Lines that contain the string "водохранилища" are to be copied; leave out all others.

⁂

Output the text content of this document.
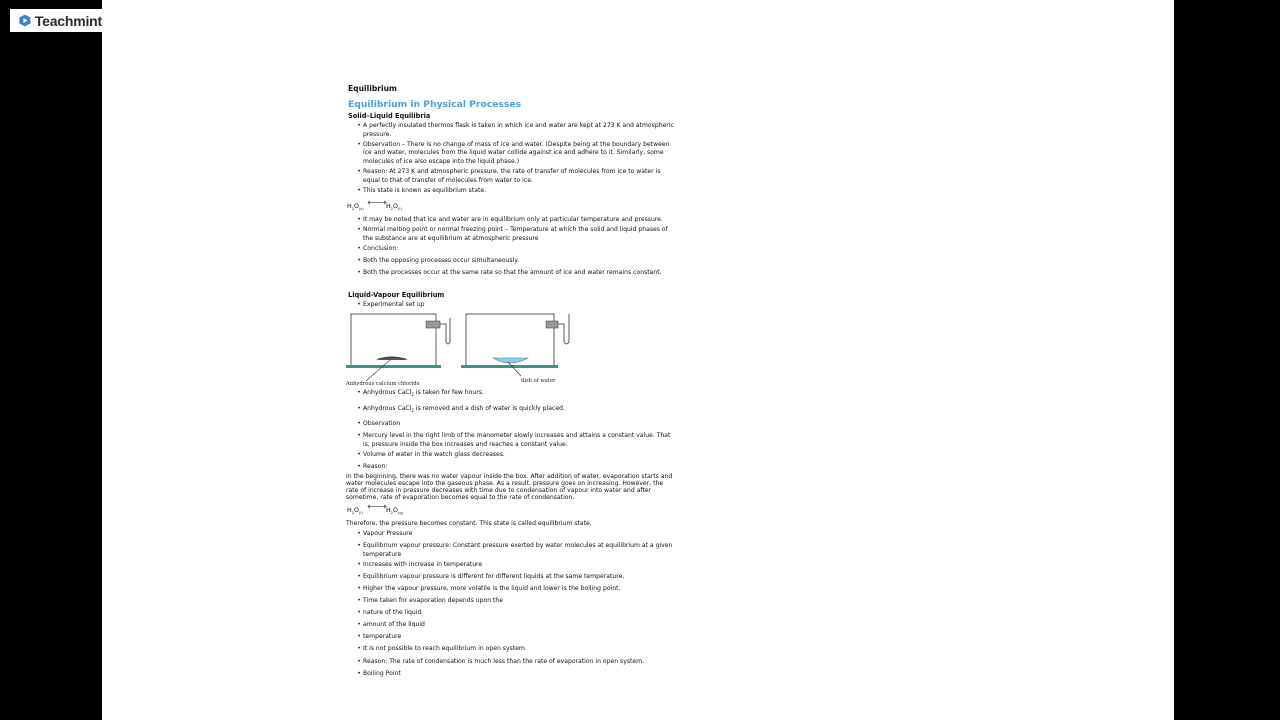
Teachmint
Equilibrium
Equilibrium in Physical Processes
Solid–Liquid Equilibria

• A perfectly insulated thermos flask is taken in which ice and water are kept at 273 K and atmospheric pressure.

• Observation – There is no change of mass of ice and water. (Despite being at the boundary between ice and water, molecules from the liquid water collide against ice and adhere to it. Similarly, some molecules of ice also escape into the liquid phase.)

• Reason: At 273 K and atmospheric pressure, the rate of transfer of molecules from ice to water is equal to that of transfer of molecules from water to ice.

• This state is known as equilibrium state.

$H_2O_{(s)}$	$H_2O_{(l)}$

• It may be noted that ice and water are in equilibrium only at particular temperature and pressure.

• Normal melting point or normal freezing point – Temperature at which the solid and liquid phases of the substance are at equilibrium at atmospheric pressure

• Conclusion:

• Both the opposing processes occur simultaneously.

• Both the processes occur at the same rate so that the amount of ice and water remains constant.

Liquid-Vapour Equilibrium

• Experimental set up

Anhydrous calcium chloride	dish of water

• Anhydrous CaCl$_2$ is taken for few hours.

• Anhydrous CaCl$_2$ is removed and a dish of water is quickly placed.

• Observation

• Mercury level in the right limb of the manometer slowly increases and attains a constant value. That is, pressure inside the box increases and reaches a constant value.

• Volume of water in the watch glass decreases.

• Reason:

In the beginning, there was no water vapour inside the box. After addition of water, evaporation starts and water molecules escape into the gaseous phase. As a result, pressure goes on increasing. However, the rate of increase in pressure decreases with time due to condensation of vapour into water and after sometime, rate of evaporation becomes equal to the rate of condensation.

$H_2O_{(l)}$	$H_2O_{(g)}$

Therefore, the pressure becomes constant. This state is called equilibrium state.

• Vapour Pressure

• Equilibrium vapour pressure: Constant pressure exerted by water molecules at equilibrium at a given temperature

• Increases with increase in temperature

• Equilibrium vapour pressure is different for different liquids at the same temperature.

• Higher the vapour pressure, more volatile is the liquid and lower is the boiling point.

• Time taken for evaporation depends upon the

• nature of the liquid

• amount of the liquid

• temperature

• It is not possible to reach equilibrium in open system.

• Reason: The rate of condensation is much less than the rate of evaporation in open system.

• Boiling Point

⁂

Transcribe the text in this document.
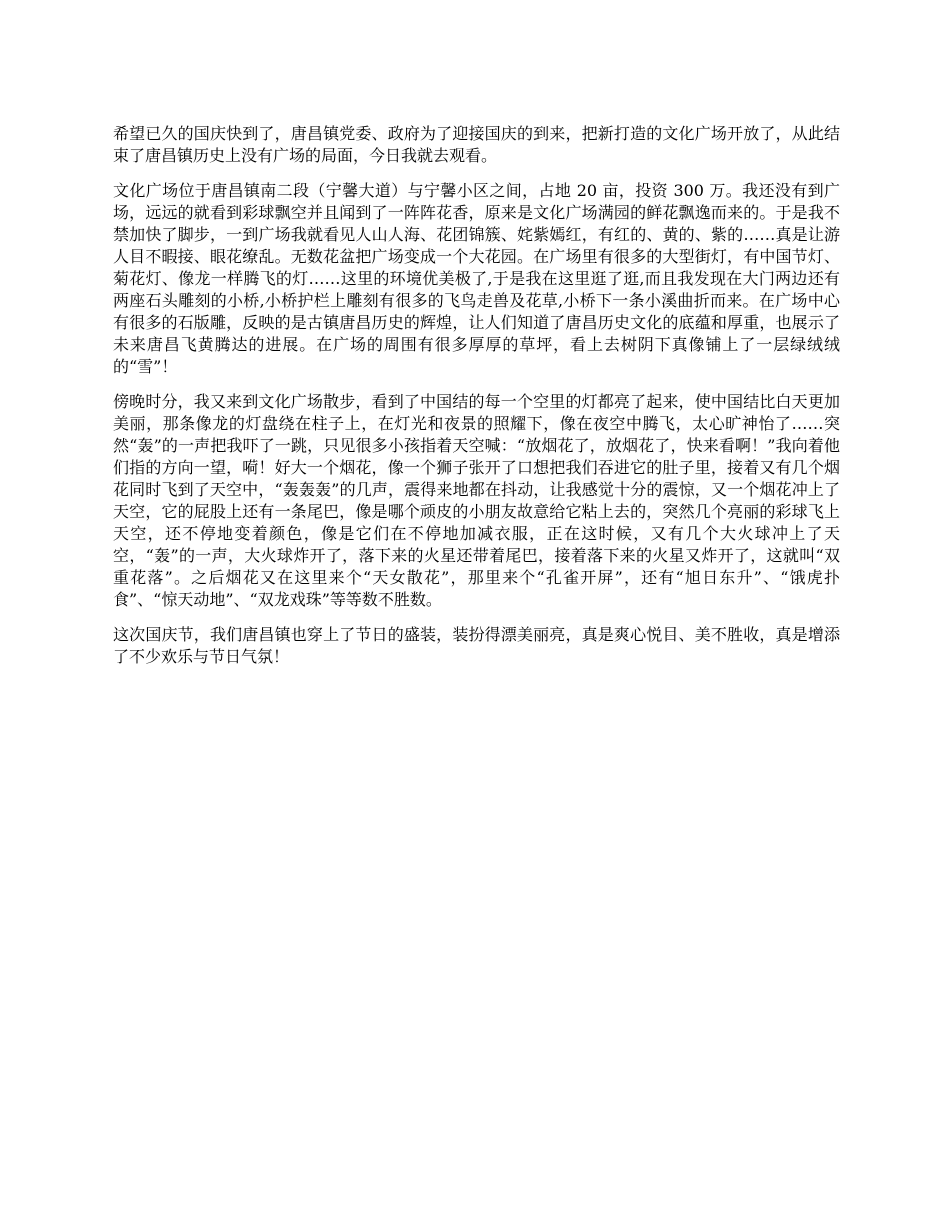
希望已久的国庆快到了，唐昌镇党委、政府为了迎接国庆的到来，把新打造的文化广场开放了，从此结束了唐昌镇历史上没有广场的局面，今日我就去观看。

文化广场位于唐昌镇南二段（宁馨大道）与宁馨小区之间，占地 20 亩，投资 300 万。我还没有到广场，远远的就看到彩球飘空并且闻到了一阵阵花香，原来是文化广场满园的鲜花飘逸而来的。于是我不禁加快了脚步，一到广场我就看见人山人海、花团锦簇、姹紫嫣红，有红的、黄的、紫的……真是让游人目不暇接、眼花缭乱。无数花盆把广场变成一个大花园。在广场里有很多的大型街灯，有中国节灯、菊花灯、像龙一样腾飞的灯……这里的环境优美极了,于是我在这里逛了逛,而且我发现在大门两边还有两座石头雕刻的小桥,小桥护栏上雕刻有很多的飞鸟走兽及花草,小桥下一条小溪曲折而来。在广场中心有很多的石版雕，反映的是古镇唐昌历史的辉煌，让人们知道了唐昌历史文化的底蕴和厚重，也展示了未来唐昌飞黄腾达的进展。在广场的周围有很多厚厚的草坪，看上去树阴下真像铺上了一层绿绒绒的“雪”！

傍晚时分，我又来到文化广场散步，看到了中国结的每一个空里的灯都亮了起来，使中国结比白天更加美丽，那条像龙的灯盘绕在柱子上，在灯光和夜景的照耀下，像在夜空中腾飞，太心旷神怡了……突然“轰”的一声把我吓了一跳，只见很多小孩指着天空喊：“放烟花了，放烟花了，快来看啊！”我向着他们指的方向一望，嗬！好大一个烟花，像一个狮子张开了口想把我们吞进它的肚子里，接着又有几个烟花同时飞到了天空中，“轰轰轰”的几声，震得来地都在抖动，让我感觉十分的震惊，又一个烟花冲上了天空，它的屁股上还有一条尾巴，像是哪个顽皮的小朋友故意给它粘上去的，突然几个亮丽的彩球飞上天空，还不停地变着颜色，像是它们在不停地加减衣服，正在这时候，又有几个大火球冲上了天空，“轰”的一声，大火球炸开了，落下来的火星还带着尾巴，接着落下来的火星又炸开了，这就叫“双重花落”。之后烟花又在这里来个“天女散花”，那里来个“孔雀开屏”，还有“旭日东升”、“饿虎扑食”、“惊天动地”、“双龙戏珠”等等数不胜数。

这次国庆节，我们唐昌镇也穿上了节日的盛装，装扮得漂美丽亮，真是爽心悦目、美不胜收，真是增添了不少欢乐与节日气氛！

⁂

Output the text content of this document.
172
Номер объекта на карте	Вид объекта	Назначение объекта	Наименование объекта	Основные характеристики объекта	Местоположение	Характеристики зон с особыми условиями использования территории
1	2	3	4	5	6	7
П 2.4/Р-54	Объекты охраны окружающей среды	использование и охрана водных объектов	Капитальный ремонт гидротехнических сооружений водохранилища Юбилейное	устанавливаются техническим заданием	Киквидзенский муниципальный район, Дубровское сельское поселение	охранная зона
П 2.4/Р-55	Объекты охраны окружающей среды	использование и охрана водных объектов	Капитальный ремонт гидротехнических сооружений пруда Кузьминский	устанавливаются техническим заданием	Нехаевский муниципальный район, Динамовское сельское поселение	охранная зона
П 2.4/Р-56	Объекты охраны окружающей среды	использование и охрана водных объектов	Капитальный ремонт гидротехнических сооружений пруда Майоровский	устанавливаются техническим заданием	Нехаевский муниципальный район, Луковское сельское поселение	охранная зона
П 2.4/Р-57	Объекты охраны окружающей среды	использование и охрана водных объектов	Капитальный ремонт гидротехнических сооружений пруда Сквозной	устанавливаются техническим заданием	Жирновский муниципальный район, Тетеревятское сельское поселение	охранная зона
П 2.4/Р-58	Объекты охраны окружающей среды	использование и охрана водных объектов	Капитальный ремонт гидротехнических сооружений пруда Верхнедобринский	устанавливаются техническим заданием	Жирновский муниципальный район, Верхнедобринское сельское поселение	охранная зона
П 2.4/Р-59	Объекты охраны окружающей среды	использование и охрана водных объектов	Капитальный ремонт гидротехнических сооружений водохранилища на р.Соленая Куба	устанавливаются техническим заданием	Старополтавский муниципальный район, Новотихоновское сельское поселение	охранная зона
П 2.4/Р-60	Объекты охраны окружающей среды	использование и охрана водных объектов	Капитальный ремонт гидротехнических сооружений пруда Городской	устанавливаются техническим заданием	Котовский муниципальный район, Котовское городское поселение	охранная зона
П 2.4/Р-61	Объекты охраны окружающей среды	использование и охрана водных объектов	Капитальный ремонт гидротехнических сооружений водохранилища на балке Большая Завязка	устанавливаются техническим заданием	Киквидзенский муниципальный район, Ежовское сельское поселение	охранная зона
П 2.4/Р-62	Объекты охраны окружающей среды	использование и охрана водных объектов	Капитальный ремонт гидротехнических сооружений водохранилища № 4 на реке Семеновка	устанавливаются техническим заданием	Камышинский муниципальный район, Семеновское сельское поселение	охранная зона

⁂

> **Solution for this problem**
П 2.4/Р-54	Объекты охраны окружающей среды	использование и охрана водных объектов	Капитальный ремонт гидротехнических сооружений водохранилища Юбилейное	устанавливаются техническим заданием	Киквидзенский муниципальный район, Дубровское сельское поселение	охранная зона
П 2.4/Р-59	Объекты охраны окружающей среды	использование и охрана водных объектов	Капитальный ремонт гидротехнических сооружений водохранилища на р.Соленая Куба	устанавливаются техническим заданием	Старополтавский муниципальный район, Новотихоновское сельское поселение	охранная зона
П 2.4/Р-61	Объекты охраны окружающей среды	использование и охрана водных объектов	Капитальный ремонт гидротехнических сооружений водохранилища на балке Большая Завязка	устанавливаются техническим заданием	Киквидзенский муниципальный район, Ежовское сельское поселение	охранная зона
П 2.4/Р-62	Объекты охраны окружающей среды	использование и охрана водных объектов	Капитальный ремонт гидротехнических сооружений водохранилища № 4 на реке Семеновка	устанавливаются техническим заданием	Камышинский муниципальный район, Семеновское сельское поселение	охранная зона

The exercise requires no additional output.